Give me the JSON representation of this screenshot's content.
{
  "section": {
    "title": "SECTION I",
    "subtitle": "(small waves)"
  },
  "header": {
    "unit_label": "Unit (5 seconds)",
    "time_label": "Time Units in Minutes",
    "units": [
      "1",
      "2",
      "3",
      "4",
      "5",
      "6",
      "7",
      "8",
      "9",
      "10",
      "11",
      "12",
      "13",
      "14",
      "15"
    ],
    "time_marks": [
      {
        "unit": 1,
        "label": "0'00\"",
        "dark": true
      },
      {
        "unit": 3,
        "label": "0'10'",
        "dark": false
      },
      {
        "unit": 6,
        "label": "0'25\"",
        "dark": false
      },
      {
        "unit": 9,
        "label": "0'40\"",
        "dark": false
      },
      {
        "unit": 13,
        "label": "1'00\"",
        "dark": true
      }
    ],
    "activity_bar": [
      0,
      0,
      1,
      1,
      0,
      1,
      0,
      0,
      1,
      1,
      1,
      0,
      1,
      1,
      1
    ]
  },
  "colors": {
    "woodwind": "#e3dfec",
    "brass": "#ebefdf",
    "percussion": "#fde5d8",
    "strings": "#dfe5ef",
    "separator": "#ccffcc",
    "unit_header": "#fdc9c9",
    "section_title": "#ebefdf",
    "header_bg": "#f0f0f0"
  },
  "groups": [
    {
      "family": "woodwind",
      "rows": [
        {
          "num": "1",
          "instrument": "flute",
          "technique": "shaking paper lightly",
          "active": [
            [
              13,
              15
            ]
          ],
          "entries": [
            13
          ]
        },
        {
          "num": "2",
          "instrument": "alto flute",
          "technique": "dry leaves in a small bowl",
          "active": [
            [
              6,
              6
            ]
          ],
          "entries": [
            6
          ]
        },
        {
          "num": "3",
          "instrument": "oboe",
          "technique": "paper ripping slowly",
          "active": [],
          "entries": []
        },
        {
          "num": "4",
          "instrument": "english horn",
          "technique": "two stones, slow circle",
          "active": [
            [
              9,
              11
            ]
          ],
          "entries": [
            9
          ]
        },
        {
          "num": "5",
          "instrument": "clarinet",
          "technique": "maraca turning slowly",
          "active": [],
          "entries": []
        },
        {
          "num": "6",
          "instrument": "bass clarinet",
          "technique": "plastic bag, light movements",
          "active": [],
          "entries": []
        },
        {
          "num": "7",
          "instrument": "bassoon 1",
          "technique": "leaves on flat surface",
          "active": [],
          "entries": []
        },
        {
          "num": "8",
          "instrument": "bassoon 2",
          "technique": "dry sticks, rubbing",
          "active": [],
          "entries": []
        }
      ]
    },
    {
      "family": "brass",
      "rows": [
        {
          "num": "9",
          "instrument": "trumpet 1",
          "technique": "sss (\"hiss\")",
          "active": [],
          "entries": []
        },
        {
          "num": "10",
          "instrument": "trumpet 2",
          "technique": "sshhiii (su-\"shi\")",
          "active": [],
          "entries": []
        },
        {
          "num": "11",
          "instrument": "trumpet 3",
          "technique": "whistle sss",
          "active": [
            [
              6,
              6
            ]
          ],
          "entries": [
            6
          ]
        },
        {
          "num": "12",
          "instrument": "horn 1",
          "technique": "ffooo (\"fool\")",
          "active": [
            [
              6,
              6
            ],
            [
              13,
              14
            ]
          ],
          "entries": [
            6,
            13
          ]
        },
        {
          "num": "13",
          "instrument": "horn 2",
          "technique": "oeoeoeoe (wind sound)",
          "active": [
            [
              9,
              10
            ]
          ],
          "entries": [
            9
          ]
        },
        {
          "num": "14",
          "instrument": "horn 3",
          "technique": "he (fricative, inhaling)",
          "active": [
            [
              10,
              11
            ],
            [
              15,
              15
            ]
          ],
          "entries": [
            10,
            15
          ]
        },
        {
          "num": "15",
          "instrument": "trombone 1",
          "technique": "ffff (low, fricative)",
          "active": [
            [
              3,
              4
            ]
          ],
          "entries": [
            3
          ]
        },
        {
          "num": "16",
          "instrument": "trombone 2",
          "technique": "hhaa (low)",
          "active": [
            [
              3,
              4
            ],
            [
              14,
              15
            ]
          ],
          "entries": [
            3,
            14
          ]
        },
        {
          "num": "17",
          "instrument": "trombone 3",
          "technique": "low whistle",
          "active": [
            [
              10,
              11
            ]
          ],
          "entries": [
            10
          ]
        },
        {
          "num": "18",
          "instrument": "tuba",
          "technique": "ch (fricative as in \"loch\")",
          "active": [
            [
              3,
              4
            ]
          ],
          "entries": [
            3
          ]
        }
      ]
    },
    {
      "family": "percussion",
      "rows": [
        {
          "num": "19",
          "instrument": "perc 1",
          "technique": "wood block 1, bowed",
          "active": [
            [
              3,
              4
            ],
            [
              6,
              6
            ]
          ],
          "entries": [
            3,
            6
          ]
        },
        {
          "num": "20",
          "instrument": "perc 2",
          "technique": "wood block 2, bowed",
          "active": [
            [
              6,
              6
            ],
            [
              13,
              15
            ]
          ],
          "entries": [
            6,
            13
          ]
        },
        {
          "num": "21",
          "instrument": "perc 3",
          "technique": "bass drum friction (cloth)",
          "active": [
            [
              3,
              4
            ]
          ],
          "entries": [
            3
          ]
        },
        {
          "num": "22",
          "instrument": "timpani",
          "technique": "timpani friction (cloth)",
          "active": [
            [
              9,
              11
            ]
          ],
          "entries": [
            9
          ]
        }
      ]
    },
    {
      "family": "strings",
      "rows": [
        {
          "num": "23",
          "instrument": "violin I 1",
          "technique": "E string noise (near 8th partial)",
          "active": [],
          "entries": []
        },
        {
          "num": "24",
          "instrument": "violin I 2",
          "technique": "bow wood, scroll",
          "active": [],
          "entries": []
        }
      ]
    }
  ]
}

◆ ◆ ◆

EXERCISE DESCRIPTION – Set down every record above exactly as given.

FULL SOLUTION –
Give me the JSON representation of this screenshot's content.
{
  "section": {
    "title": "SECTION I",
    "subtitle": "(small waves)"
  },
  "header": {
    "unit_label": "Unit (5 seconds)",
    "time_label": "Time Units in Minutes",
    "units": [
      "1",
      "2",
      "3",
      "4",
      "5",
      "6",
      "7",
      "8",
      "9",
      "10",
      "11",
      "12",
      "13",
      "14",
      "15"
    ],
    "time_marks": [
      {
        "unit": 1,
        "label": "0'00\"",
        "dark": true
      },
      {
        "unit": 3,
        "label": "0'10'",
        "dark": false
      },
      {
        "unit": 6,
        "label": "0'25\"",
        "dark": false
      },
      {
        "unit": 9,
        "label": "0'40\"",
        "dark": false
      },
      {
        "unit": 13,
        "label": "1'00\"",
        "dark": true
      }
    ],
    "activity_bar": [
      0,
      0,
      1,
      1,
      0,
      1,
      0,
      0,
      1,
      1,
      1,
      0,
      1,
      1,
      1
    ]
  },
  "colors": {
    "woodwind": "#e3dfec",
    "brass": "#ebefdf",
    "percussion": "#fde5d8",
    "strings": "#dfe5ef",
    "separator": "#ccffcc",
    "unit_header": "#fdc9c9",
    "section_title": "#ebefdf",
    "header_bg": "#f0f0f0"
  },
  "groups": [
    {
      "family": "woodwind",
      "rows": [
        {
          "num": "1",
          "instrument": "flute",
          "technique": "shaking paper lightly",
          "active": [
            [
              13,
              15
            ]
          ],
          "entries": [
            13
          ]
        },
        {
          "num": "2",
          "instrument": "alto flute",
          "technique": "dry leaves in a small bowl",
          "active": [
            [
              6,
              6
            ]
          ],
          "entries": [
            6
          ]
        },
        {
          "num": "3",
          "instrument": "oboe",
          "technique": "paper ripping slowly",
          "active": [],
          "entries": []
        },
        {
          "num": "4",
          "instrument": "english horn",
          "technique": "two stones, slow circle",
          "active": [
            [
              9,
              11
            ]
          ],
          "entries": [
            9
          ]
        },
        {
          "num": "5",
          "instrument": "clarinet",
          "technique": "maraca turning slowly",
          "active": [],
          "entries": []
        },
        {
          "num": "6",
          "instrument": "bass clarinet",
          "technique": "plastic bag, light movements",
          "active": [],
          "entries": []
        },
        {
          "num": "7",
          "instrument": "bassoon 1",
          "technique": "leaves on flat surface",
          "active": [],
          "entries": []
        },
        {
          "num": "8",
          "instrument": "bassoon 2",
          "technique": "dry sticks, rubbing",
          "active": [],
          "entries": []
        }
      ]
    },
    {
      "family": "brass",
      "rows": [
        {
          "num": "9",
          "instrument": "trumpet 1",
          "technique": "sss (\"hiss\")",
          "active": [],
          "entries": []
        },
        {
          "num": "10",
          "instrument": "trumpet 2",
          "technique": "sshhiii (su-\"shi\")",
          "active": [],
          "entries": []
        },
        {
          "num": "11",
          "instrument": "trumpet 3",
          "technique": "whistle sss",
          "active": [
            [
              6,
              6
            ]
          ],
          "entries": [
            6
          ]
        },
        {
          "num": "12",
          "instrument": "horn 1",
          "technique": "ffooo (\"fool\")",
          "active": [
            [
              6,
              6
            ],
            [
              13,
              14
            ]
          ],
          "entries": [
            6,
            13
          ]
        },
        {
          "num": "13",
          "instrument": "horn 2",
          "technique": "oeoeoeoe (wind sound)",
          "active": [
            [
              9,
              10
            ]
          ],
          "entries": [
            9
          ]
        },
        {
          "num": "14",
          "instrument": "horn 3",
          "technique": "he (fricative, inhaling)",
          "active": [
            [
              10,
              11
            ],
            [
              15,
              15
            ]
          ],
          "entries": [
            10,
            15
          ]
        },
        {
          "num": "15",
          "instrument": "trombone 1",
          "technique": "ffff (low, fricative)",
          "active": [
            [
              3,
              4
            ]
          ],
          "entries": [
            3
          ]
        },
        {
          "num": "16",
          "instrument": "trombone 2",
          "technique": "hhaa (low)",
          "active": [
            [
              3,
              4
            ],
            [
              14,
              15
            ]
          ],
          "entries": [
            3,
            14
          ]
        },
        {
          "num": "17",
          "instrument": "trombone 3",
          "technique": "low whistle",
          "active": [
            [
              10,
              11
            ]
          ],
          "entries": [
            10
          ]
        },
        {
          "num": "18",
          "instrument": "tuba",
          "technique": "ch (fricative as in \"loch\")",
          "active": [
            [
              3,
              4
            ]
          ],
          "entries": [
            3
          ]
        }
      ]
    },
    {
      "family": "percussion",
      "rows": [
        {
          "num": "19",
          "instrument": "perc 1",
          "technique": "wood block 1, bowed",
          "active": [
            [
              3,
              4
            ],
            [
              6,
              6
            ]
          ],
          "entries": [
            3,
            6
          ]
        },
        {
          "num": "20",
          "instrument": "perc 2",
          "technique": "wood block 2, bowed",
          "active": [
            [
              6,
              6
            ],
            [
              13,
              15
            ]
          ],
          "entries": [
            6,
            13
          ]
        },
        {
          "num": "21",
          "instrument": "perc 3",
          "technique": "bass drum friction (cloth)",
          "active": [
            [
              3,
              4
            ]
          ],
          "entries": [
            3
          ]
        },
        {
          "num": "22",
          "instrument": "timpani",
          "technique": "timpani friction (cloth)",
          "active": [
            [
              9,
              11
            ]
          ],
          "entries": [
            9
          ]
        }
      ]
    },
    {
      "family": "strings",
      "rows": [
        {
          "num": "23",
          "instrument": "violin I 1",
          "technique": "E string noise (near 8th partial)",
          "active": [],
          "entries": []
        },
        {
          "num": "24",
          "instrument": "violin I 2",
          "technique": "bow wood, scroll",
          "active": [],
          "entries": []
        }
      ]
    }
  ]
}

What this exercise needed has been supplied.